• What is needed
What is the number of lines containing the string "uses"? Answer with the number only.

==========

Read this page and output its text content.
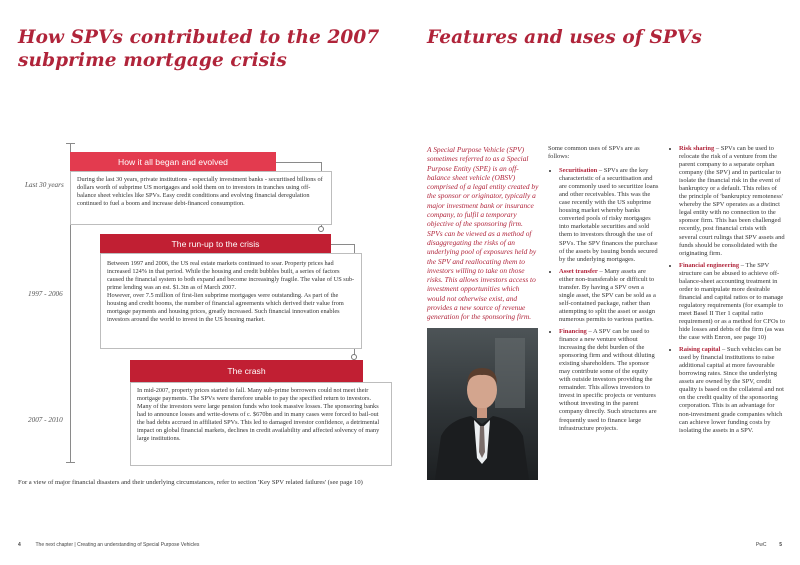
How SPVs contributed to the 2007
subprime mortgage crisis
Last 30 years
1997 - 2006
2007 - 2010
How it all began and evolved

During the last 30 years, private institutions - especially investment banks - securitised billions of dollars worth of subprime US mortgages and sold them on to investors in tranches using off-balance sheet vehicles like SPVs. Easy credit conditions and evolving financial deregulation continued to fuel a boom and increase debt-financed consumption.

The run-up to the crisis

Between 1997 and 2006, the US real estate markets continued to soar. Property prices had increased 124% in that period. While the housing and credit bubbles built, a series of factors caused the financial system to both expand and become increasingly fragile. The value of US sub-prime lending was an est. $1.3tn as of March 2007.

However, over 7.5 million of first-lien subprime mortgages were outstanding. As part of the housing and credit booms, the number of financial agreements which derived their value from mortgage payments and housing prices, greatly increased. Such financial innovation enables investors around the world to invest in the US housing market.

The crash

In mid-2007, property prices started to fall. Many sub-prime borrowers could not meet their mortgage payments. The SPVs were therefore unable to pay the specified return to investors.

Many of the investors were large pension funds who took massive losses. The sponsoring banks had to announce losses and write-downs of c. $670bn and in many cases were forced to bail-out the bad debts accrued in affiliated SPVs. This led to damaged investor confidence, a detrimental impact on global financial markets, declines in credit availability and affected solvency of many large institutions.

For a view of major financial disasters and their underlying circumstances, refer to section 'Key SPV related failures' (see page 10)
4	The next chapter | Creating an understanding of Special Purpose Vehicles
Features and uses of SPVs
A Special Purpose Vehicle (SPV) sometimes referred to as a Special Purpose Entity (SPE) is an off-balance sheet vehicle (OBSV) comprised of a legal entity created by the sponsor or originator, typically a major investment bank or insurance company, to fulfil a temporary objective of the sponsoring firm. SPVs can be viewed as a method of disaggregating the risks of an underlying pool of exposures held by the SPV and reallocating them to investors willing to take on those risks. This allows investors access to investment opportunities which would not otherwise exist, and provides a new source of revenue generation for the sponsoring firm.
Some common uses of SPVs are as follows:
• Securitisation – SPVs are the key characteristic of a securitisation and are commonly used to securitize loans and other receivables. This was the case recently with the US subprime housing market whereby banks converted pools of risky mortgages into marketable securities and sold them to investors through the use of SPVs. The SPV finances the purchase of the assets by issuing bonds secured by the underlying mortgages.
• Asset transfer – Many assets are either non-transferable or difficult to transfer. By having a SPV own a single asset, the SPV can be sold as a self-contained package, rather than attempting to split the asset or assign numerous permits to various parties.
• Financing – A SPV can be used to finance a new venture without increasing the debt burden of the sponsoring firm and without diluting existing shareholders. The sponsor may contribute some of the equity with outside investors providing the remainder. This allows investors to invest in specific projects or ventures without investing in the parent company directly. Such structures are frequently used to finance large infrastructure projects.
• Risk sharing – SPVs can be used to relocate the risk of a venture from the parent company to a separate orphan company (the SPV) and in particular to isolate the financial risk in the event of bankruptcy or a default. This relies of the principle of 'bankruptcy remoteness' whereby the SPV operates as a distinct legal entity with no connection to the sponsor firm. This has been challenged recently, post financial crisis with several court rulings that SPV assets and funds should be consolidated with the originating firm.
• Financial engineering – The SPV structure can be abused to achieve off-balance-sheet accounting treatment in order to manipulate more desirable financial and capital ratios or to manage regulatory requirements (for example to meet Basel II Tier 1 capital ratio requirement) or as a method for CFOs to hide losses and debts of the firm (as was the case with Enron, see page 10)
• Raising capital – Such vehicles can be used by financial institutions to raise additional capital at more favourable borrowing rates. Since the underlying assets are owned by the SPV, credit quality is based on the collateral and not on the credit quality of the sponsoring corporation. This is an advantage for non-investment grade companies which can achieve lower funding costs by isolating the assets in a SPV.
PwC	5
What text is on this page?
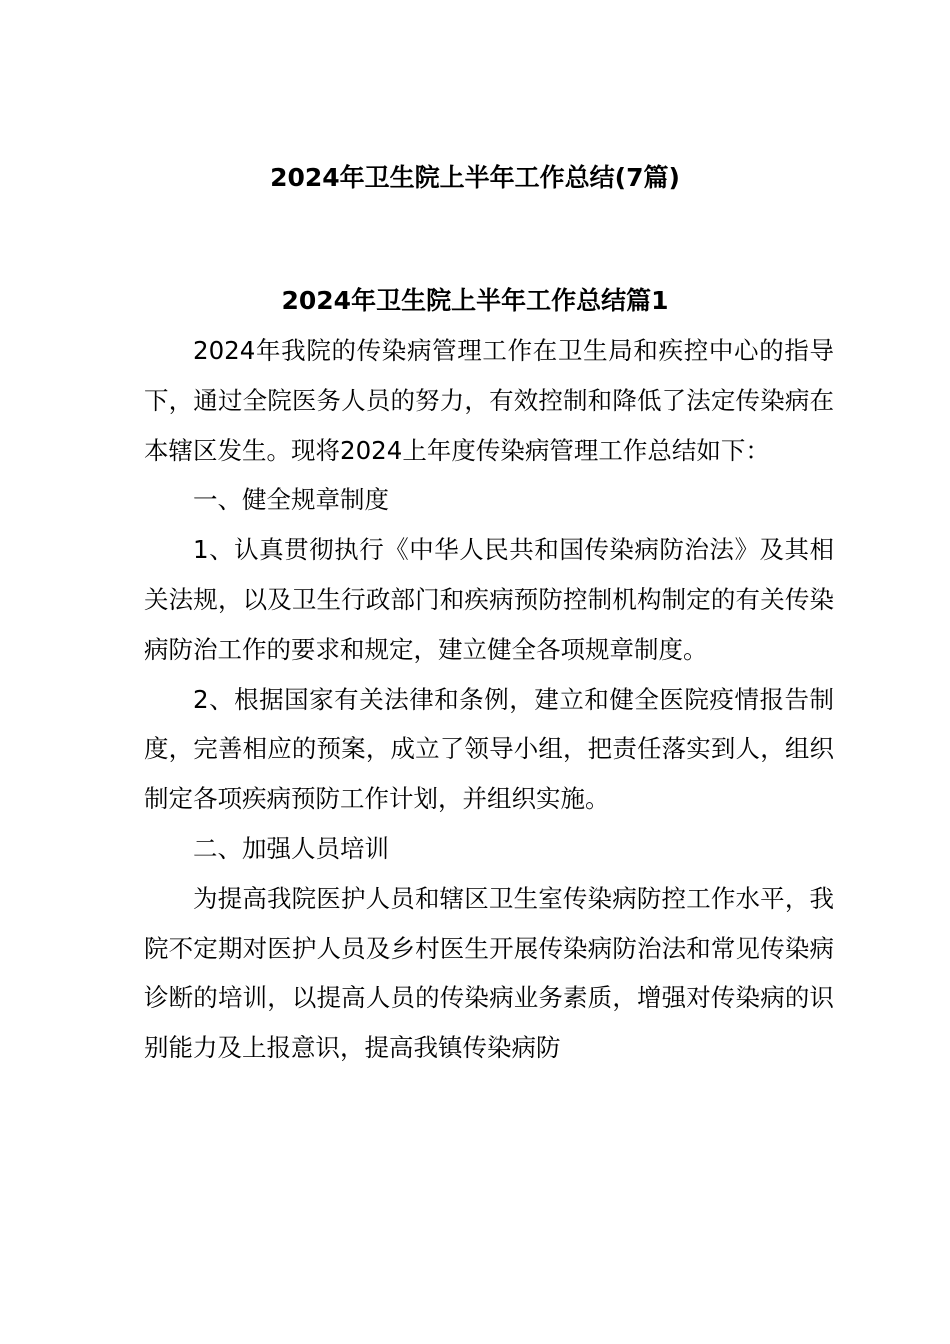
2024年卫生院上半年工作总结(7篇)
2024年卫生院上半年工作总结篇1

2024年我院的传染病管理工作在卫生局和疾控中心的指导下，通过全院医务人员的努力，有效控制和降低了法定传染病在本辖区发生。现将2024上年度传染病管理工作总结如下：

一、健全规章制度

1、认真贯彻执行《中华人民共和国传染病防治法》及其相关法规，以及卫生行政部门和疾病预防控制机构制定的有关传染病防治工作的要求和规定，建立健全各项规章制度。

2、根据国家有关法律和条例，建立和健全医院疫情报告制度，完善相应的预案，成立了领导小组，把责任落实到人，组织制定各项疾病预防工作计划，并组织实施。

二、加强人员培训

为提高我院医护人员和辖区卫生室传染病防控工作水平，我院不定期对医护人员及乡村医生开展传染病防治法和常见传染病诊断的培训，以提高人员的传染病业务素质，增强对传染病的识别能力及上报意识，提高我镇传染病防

==========

• Answer to the task
2